■ **Exercise instructions**: Repeat the data that follows, word for word, without the images.
===== Dataset rows
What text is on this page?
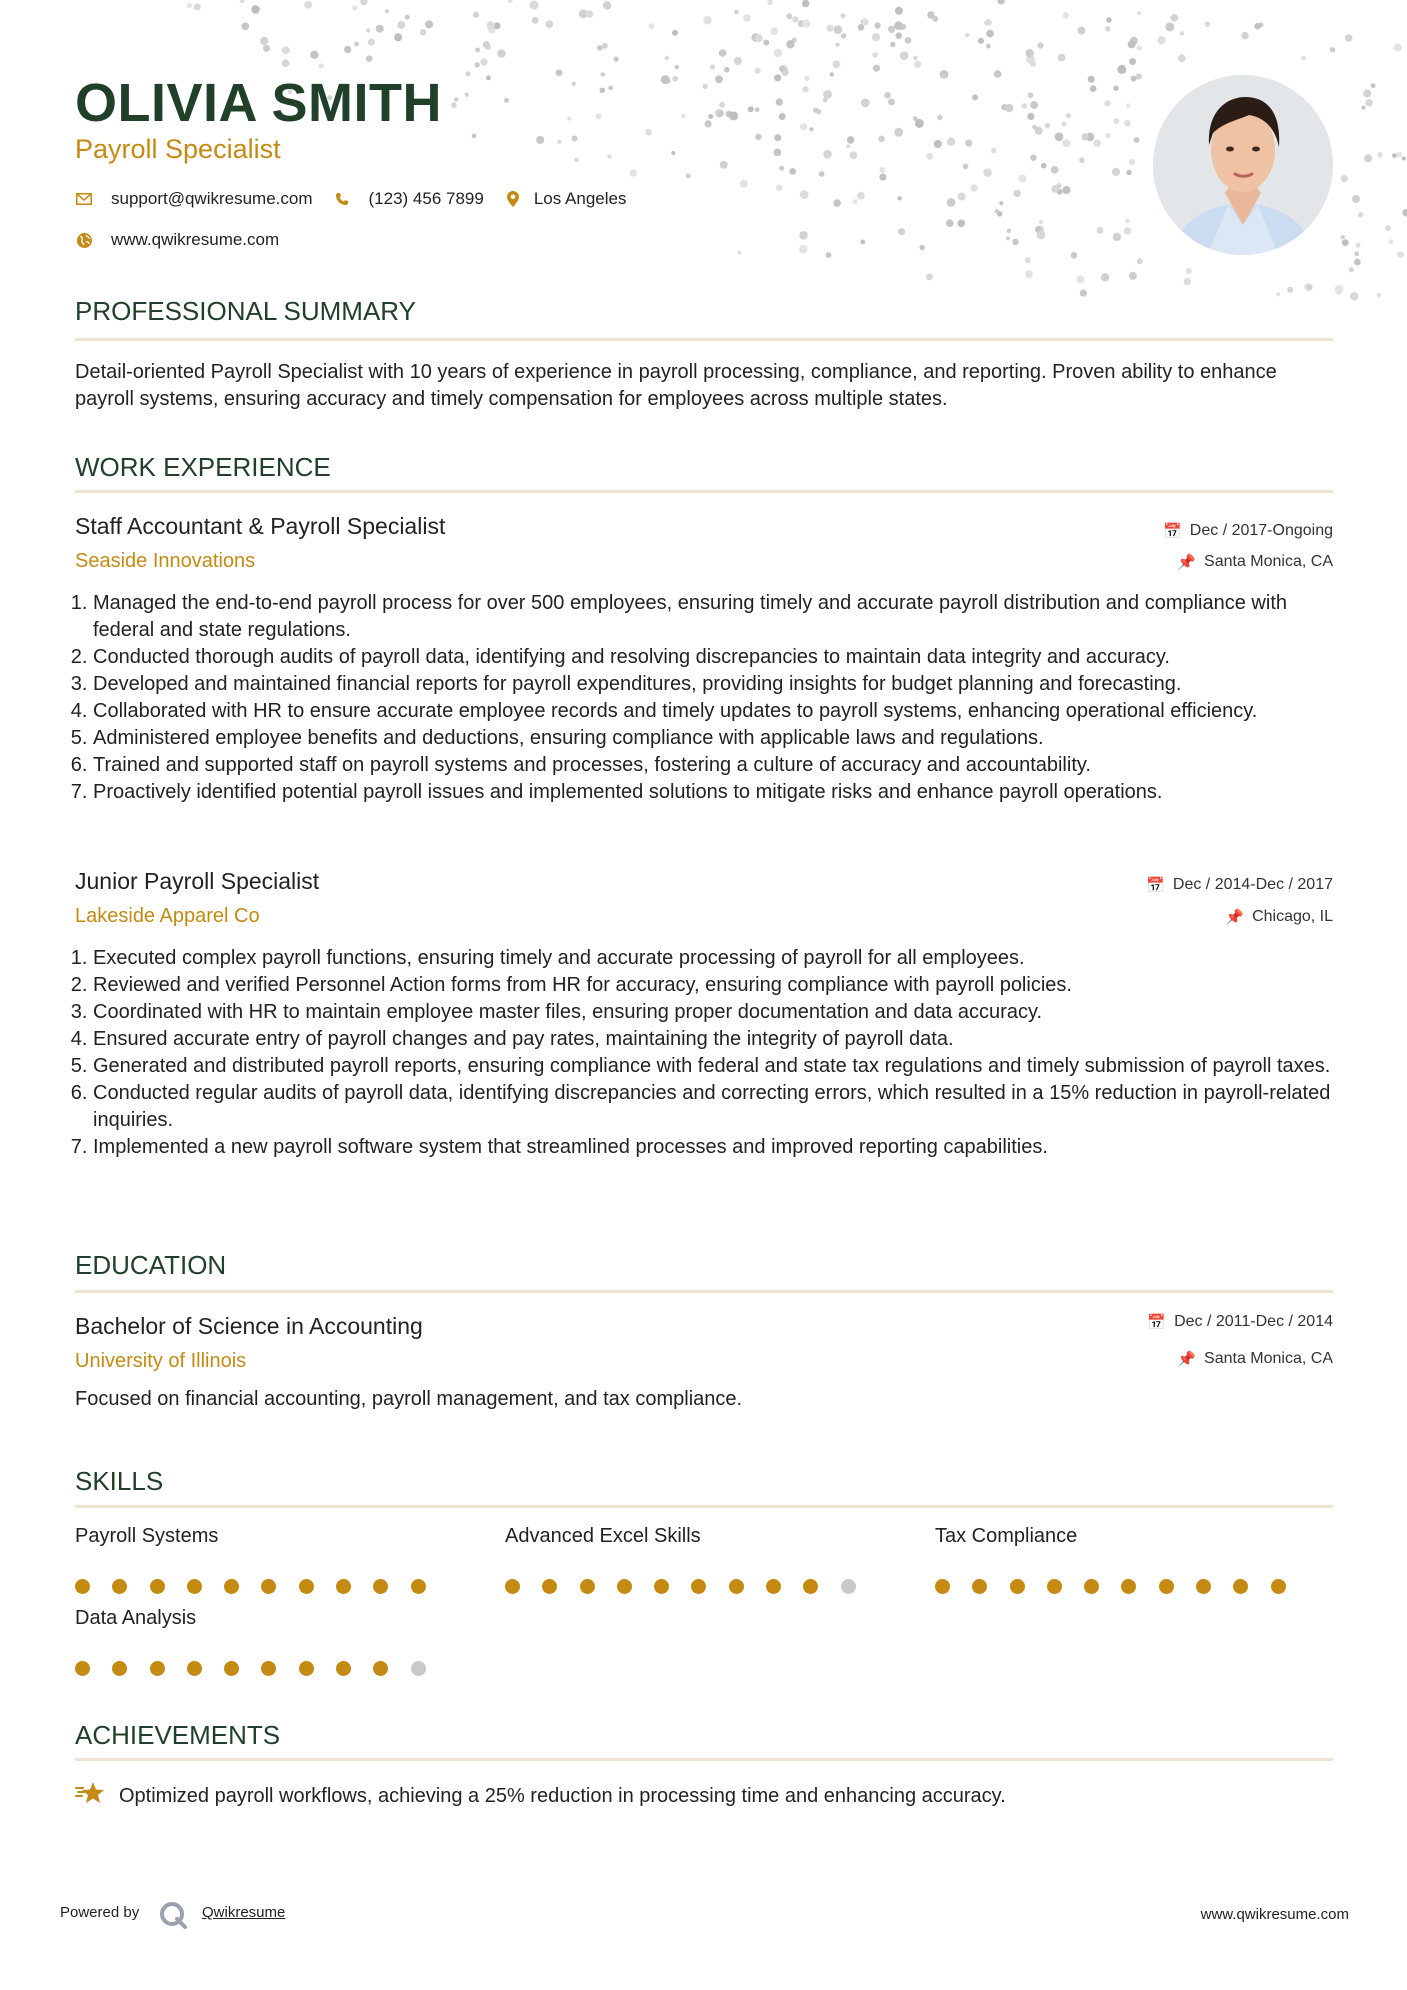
OLIVIA SMITH
Payroll Specialist
support@qwikresume.com	(123) 456 7899	Los Angeles
www.qwikresume.com
PROFESSIONAL SUMMARY

Detail-oriented Payroll Specialist with 10 years of experience in payroll processing, compliance, and reporting. Proven ability to enhance payroll systems, ensuring accuracy and timely compensation for employees across multiple states.

WORK EXPERIENCE
Staff Accountant & Payroll Specialist
Seaside Innovations
📅 Dec / 2017-Ongoing
📌 Santa Monica, CA
1. Managed the end-to-end payroll process for over 500 employees, ensuring timely and accurate payroll distribution and compliance with federal and state regulations.
2. Conducted thorough audits of payroll data, identifying and resolving discrepancies to maintain data integrity and accuracy.
3. Developed and maintained financial reports for payroll expenditures, providing insights for budget planning and forecasting.
4. Collaborated with HR to ensure accurate employee records and timely updates to payroll systems, enhancing operational efficiency.
5. Administered employee benefits and deductions, ensuring compliance with applicable laws and regulations.
6. Trained and supported staff on payroll systems and processes, fostering a culture of accuracy and accountability.
7. Proactively identified potential payroll issues and implemented solutions to mitigate risks and enhance payroll operations.
Junior Payroll Specialist
Lakeside Apparel Co
📅 Dec / 2014-Dec / 2017
📌 Chicago, IL
1. Executed complex payroll functions, ensuring timely and accurate processing of payroll for all employees.
2. Reviewed and verified Personnel Action forms from HR for accuracy, ensuring compliance with payroll policies.
3. Coordinated with HR to maintain employee master files, ensuring proper documentation and data accuracy.
4. Ensured accurate entry of payroll changes and pay rates, maintaining the integrity of payroll data.
5. Generated and distributed payroll reports, ensuring compliance with federal and state tax regulations and timely submission of payroll taxes.
6. Conducted regular audits of payroll data, identifying discrepancies and correcting errors, which resulted in a 15% reduction in payroll-related inquiries.
7. Implemented a new payroll software system that streamlined processes and improved reporting capabilities.
EDUCATION
Bachelor of Science in Accounting
University of Illinois
📅 Dec / 2011-Dec / 2014
📌 Santa Monica, CA

Focused on financial accounting, payroll management, and tax compliance.

SKILLS
Payroll Systems	Advanced Excel Skills	Tax Compliance
Data Analysis
ACHIEVEMENTS
Optimized payroll workflows, achieving a 25% reduction in processing time and enhancing accuracy.
Powered by	Qwikresume	www.qwikresume.com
==========
■ **Full answer**:
What text is on this page?
OLIVIA SMITH
Payroll Specialist
support@qwikresume.com	(123) 456 7899	Los Angeles
www.qwikresume.com
PROFESSIONAL SUMMARY

Detail-oriented Payroll Specialist with 10 years of experience in payroll processing, compliance, and reporting. Proven ability to enhance payroll systems, ensuring accuracy and timely compensation for employees across multiple states.

WORK EXPERIENCE
Staff Accountant & Payroll Specialist
Seaside Innovations
📅 Dec / 2017-Ongoing
📌 Santa Monica, CA
1. Managed the end-to-end payroll process for over 500 employees, ensuring timely and accurate payroll distribution and compliance with federal and state regulations.
2. Conducted thorough audits of payroll data, identifying and resolving discrepancies to maintain data integrity and accuracy.
3. Developed and maintained financial reports for payroll expenditures, providing insights for budget planning and forecasting.
4. Collaborated with HR to ensure accurate employee records and timely updates to payroll systems, enhancing operational efficiency.
5. Administered employee benefits and deductions, ensuring compliance with applicable laws and regulations.
6. Trained and supported staff on payroll systems and processes, fostering a culture of accuracy and accountability.
7. Proactively identified potential payroll issues and implemented solutions to mitigate risks and enhance payroll operations.
Junior Payroll Specialist
Lakeside Apparel Co
📅 Dec / 2014-Dec / 2017
📌 Chicago, IL
1. Executed complex payroll functions, ensuring timely and accurate processing of payroll for all employees.
2. Reviewed and verified Personnel Action forms from HR for accuracy, ensuring compliance with payroll policies.
3. Coordinated with HR to maintain employee master files, ensuring proper documentation and data accuracy.
4. Ensured accurate entry of payroll changes and pay rates, maintaining the integrity of payroll data.
5. Generated and distributed payroll reports, ensuring compliance with federal and state tax regulations and timely submission of payroll taxes.
6. Conducted regular audits of payroll data, identifying discrepancies and correcting errors, which resulted in a 15% reduction in payroll-related inquiries.
7. Implemented a new payroll software system that streamlined processes and improved reporting capabilities.
EDUCATION
Bachelor of Science in Accounting
University of Illinois
📅 Dec / 2011-Dec / 2014
📌 Santa Monica, CA

Focused on financial accounting, payroll management, and tax compliance.

SKILLS
Payroll Systems	Advanced Excel Skills	Tax Compliance
Data Analysis
ACHIEVEMENTS
Optimized payroll workflows, achieving a 25% reduction in processing time and enhancing accuracy.
Powered by	Qwikresume	www.qwikresume.com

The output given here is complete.